» AIM OF THE TASK
Could you reproduce all of the records exactly?

» INFORMATION PROVIDED
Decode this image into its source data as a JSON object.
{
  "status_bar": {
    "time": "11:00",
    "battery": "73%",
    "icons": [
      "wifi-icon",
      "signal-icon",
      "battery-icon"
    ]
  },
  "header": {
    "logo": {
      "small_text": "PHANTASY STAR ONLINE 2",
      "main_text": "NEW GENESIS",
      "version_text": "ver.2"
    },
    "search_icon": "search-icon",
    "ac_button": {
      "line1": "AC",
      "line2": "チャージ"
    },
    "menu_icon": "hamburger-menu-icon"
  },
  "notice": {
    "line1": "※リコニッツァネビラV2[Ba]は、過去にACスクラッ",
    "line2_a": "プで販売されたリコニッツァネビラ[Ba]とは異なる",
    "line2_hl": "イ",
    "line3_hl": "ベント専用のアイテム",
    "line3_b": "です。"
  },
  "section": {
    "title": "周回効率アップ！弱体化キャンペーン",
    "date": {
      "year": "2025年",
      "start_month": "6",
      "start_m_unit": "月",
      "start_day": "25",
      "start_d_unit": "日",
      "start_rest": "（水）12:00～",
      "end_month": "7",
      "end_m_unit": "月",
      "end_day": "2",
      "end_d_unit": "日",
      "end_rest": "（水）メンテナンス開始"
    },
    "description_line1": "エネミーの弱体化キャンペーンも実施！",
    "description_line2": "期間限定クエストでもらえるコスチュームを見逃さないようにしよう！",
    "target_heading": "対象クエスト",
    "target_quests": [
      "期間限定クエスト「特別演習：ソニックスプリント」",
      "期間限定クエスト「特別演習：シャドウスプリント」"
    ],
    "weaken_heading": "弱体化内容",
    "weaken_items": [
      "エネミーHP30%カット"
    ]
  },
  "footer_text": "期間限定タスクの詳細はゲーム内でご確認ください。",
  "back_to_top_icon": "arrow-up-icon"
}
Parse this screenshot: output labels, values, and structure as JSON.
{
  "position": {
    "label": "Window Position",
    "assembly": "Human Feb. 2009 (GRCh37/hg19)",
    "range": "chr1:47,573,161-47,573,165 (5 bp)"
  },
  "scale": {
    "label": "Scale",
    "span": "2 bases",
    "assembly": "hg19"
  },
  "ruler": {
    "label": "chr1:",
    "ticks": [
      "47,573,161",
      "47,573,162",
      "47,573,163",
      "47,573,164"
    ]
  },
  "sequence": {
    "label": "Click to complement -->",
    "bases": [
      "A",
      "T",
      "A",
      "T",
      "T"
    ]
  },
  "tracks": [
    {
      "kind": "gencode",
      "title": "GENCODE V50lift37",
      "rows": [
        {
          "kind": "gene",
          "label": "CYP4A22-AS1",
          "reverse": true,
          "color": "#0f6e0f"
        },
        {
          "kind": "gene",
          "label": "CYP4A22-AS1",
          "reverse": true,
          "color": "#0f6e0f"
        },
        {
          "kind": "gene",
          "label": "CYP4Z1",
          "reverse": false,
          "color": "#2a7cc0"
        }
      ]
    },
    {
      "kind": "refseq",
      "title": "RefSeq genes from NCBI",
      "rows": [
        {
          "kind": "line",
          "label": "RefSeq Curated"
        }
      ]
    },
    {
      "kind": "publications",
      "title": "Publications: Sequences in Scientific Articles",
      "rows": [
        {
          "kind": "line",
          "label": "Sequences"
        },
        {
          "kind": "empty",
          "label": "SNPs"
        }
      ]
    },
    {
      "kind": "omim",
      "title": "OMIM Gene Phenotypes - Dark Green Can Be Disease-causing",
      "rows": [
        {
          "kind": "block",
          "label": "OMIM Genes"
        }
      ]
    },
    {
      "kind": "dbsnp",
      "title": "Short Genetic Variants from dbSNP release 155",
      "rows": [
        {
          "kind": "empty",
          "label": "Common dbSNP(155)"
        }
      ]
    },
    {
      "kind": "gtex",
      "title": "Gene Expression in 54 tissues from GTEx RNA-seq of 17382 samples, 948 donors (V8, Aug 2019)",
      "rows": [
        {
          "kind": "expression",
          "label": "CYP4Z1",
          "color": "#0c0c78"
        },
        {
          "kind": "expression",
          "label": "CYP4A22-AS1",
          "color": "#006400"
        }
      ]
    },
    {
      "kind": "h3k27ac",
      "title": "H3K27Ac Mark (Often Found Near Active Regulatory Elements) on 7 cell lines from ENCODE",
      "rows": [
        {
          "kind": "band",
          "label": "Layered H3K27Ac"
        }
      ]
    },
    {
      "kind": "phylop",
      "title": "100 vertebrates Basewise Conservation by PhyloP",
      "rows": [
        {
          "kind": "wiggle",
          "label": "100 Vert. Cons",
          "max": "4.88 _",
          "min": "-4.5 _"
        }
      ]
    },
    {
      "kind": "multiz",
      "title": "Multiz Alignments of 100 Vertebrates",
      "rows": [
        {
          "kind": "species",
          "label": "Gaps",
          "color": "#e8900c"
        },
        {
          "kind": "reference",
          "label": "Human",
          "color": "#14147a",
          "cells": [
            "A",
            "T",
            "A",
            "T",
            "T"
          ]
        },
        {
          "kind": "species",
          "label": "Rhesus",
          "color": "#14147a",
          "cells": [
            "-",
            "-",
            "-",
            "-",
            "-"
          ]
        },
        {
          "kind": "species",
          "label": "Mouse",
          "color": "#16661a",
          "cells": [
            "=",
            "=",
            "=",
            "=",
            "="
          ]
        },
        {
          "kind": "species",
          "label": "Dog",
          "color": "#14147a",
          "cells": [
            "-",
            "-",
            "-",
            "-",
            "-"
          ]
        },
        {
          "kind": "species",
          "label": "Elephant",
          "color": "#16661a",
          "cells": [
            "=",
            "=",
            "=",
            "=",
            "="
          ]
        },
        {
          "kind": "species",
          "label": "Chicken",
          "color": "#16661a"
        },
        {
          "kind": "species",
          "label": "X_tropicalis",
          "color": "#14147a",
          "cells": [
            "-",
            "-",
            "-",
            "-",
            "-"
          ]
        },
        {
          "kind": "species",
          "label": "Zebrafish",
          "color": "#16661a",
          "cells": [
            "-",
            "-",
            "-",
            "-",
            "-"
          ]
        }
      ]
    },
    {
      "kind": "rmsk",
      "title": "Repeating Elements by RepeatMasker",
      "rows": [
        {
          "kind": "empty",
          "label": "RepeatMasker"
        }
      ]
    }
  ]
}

» YOUR RESPONSE
Decode this image into its source data as a JSON object.
{
  "status_bar": {
    "time": "11:00",
    "battery": "73%",
    "icons": [
      "wifi-icon",
      "signal-icon",
      "battery-icon"
    ]
  },
  "header": {
    "logo": {
      "small_text": "PHANTASY STAR ONLINE 2",
      "main_text": "NEW GENESIS",
      "version_text": "ver.2"
    },
    "search_icon": "search-icon",
    "ac_button": {
      "line1": "AC",
      "line2": "チャージ"
    },
    "menu_icon": "hamburger-menu-icon"
  },
  "notice": {
    "line1": "※リコニッツァネビラV2[Ba]は、過去にACスクラッ",
    "line2_a": "プで販売されたリコニッツァネビラ[Ba]とは異なる",
    "line2_hl": "イ",
    "line3_hl": "ベント専用のアイテム",
    "line3_b": "です。"
  },
  "section": {
    "title": "周回効率アップ！弱体化キャンペーン",
    "date": {
      "year": "2025年",
      "start_month": "6",
      "start_m_unit": "月",
      "start_day": "25",
      "start_d_unit": "日",
      "start_rest": "（水）12:00～",
      "end_month": "7",
      "end_m_unit": "月",
      "end_day": "2",
      "end_d_unit": "日",
      "end_rest": "（水）メンテナンス開始"
    },
    "description_line1": "エネミーの弱体化キャンペーンも実施！",
    "description_line2": "期間限定クエストでもらえるコスチュームを見逃さないようにしよう！",
    "target_heading": "対象クエスト",
    "target_quests": [
      "期間限定クエスト「特別演習：ソニックスプリント」",
      "期間限定クエスト「特別演習：シャドウスプリント」"
    ],
    "weaken_heading": "弱体化内容",
    "weaken_items": [
      "エネミーHP30%カット"
    ]
  },
  "footer_text": "期間限定タスクの詳細はゲーム内でご確認ください。",
  "back_to_top_icon": "arrow-up-icon"
}
Parse this screenshot: output labels, values, and structure as JSON.
{
  "position": {
    "label": "Window Position",
    "assembly": "Human Feb. 2009 (GRCh37/hg19)",
    "range": "chr1:47,573,161-47,573,165 (5 bp)"
  },
  "scale": {
    "label": "Scale",
    "span": "2 bases",
    "assembly": "hg19"
  },
  "ruler": {
    "label": "chr1:",
    "ticks": [
      "47,573,161",
      "47,573,162",
      "47,573,163",
      "47,573,164"
    ]
  },
  "sequence": {
    "label": "Click to complement -->",
    "bases": [
      "A",
      "T",
      "A",
      "T",
      "T"
    ]
  },
  "tracks": [
    {
      "kind": "gencode",
      "title": "GENCODE V50lift37",
      "rows": [
        {
          "kind": "gene",
          "label": "CYP4A22-AS1",
          "reverse": true,
          "color": "#0f6e0f"
        },
        {
          "kind": "gene",
          "label": "CYP4A22-AS1",
          "reverse": true,
          "color": "#0f6e0f"
        },
        {
          "kind": "gene",
          "label": "CYP4Z1",
          "reverse": false,
          "color": "#2a7cc0"
        }
      ]
    },
    {
      "kind": "refseq",
      "title": "RefSeq genes from NCBI",
      "rows": [
        {
          "kind": "line",
          "label": "RefSeq Curated"
        }
      ]
    },
    {
      "kind": "publications",
      "title": "Publications: Sequences in Scientific Articles",
      "rows": [
        {
          "kind": "line",
          "label": "Sequences"
        },
        {
          "kind": "empty",
          "label": "SNPs"
        }
      ]
    },
    {
      "kind": "omim",
      "title": "OMIM Gene Phenotypes - Dark Green Can Be Disease-causing",
      "rows": [
        {
          "kind": "block",
          "label": "OMIM Genes"
        }
      ]
    },
    {
      "kind": "dbsnp",
      "title": "Short Genetic Variants from dbSNP release 155",
      "rows": [
        {
          "kind": "empty",
          "label": "Common dbSNP(155)"
        }
      ]
    },
    {
      "kind": "gtex",
      "title": "Gene Expression in 54 tissues from GTEx RNA-seq of 17382 samples, 948 donors (V8, Aug 2019)",
      "rows": [
        {
          "kind": "expression",
          "label": "CYP4Z1",
          "color": "#0c0c78"
        },
        {
          "kind": "expression",
          "label": "CYP4A22-AS1",
          "color": "#006400"
        }
      ]
    },
    {
      "kind": "h3k27ac",
      "title": "H3K27Ac Mark (Often Found Near Active Regulatory Elements) on 7 cell lines from ENCODE",
      "rows": [
        {
          "kind": "band",
          "label": "Layered H3K27Ac"
        }
      ]
    },
    {
      "kind": "phylop",
      "title": "100 vertebrates Basewise Conservation by PhyloP",
      "rows": [
        {
          "kind": "wiggle",
          "label": "100 Vert. Cons",
          "max": "4.88 _",
          "min": "-4.5 _"
        }
      ]
    },
    {
      "kind": "multiz",
      "title": "Multiz Alignments of 100 Vertebrates",
      "rows": [
        {
          "kind": "species",
          "label": "Gaps",
          "color": "#e8900c"
        },
        {
          "kind": "reference",
          "label": "Human",
          "color": "#14147a",
          "cells": [
            "A",
            "T",
            "A",
            "T",
            "T"
          ]
        },
        {
          "kind": "species",
          "label": "Rhesus",
          "color": "#14147a",
          "cells": [
            "-",
            "-",
            "-",
            "-",
            "-"
          ]
        },
        {
          "kind": "species",
          "label": "Mouse",
          "color": "#16661a",
          "cells": [
            "=",
            "=",
            "=",
            "=",
            "="
          ]
        },
        {
          "kind": "species",
          "label": "Dog",
          "color": "#14147a",
          "cells": [
            "-",
            "-",
            "-",
            "-",
            "-"
          ]
        },
        {
          "kind": "species",
          "label": "Elephant",
          "color": "#16661a",
          "cells": [
            "=",
            "=",
            "=",
            "=",
            "="
          ]
        },
        {
          "kind": "species",
          "label": "Chicken",
          "color": "#16661a"
        },
        {
          "kind": "species",
          "label": "X_tropicalis",
          "color": "#14147a",
          "cells": [
            "-",
            "-",
            "-",
            "-",
            "-"
          ]
        },
        {
          "kind": "species",
          "label": "Zebrafish",
          "color": "#16661a",
          "cells": [
            "-",
            "-",
            "-",
            "-",
            "-"
          ]
        }
      ]
    },
    {
      "kind": "rmsk",
      "title": "Repeating Elements by RepeatMasker",
      "rows": [
        {
          "kind": "empty",
          "label": "RepeatMasker"
        }
      ]
    }
  ]
}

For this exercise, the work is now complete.